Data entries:
------------------------------
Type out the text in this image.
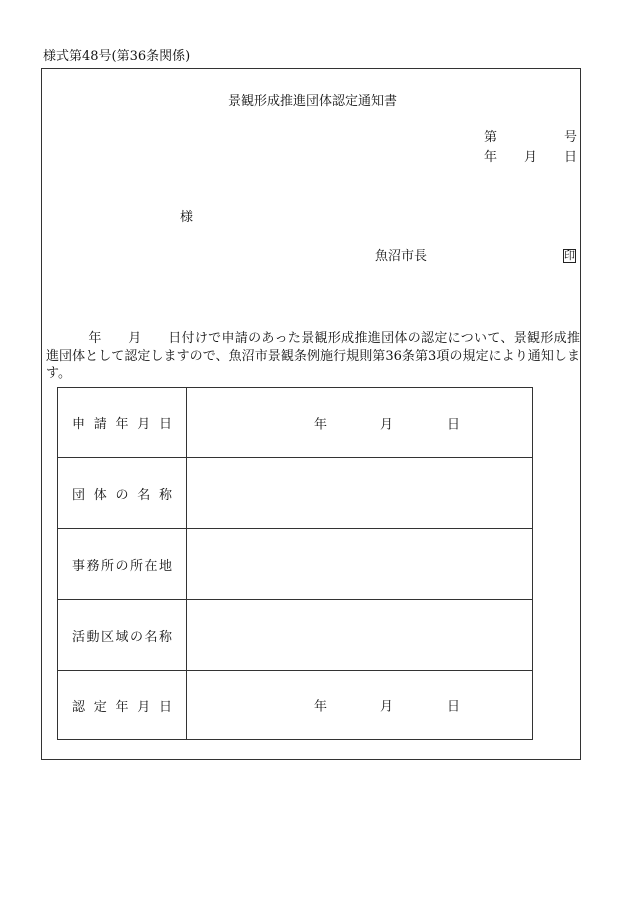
様式第48号(第36条関係)
景観形成推進団体認定通知書
第	号
年 月 日
様
魚沼市長	印
年　　月　　日付けで申請のあった景観形成推進団体の認定について、景観形成推進団体として認定しますので、魚沼市景観条例施行規則第36条第3項の規定により通知します。
申請年月日	年 月 日

団体の名称	
事務所の所在地	
活動区域の名称	
認定年月日	年 月 日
------------------------------
▶ **TASK OBJECTIVE**
From the listing, extract all text exactly as given and drop any picture.

▶ **RESULT OF THIS TASK**
Type out the text in this image.
様式第48号(第36条関係)
景観形成推進団体認定通知書
第	号
年 月 日
様
魚沼市長	印
年　　月　　日付けで申請のあった景観形成推進団体の認定について、景観形成推進団体として認定しますので、魚沼市景観条例施行規則第36条第3項の規定により通知します。
申請年月日	年 月 日

団体の名称	
事務所の所在地	
活動区域の名称	
認定年月日	年 月 日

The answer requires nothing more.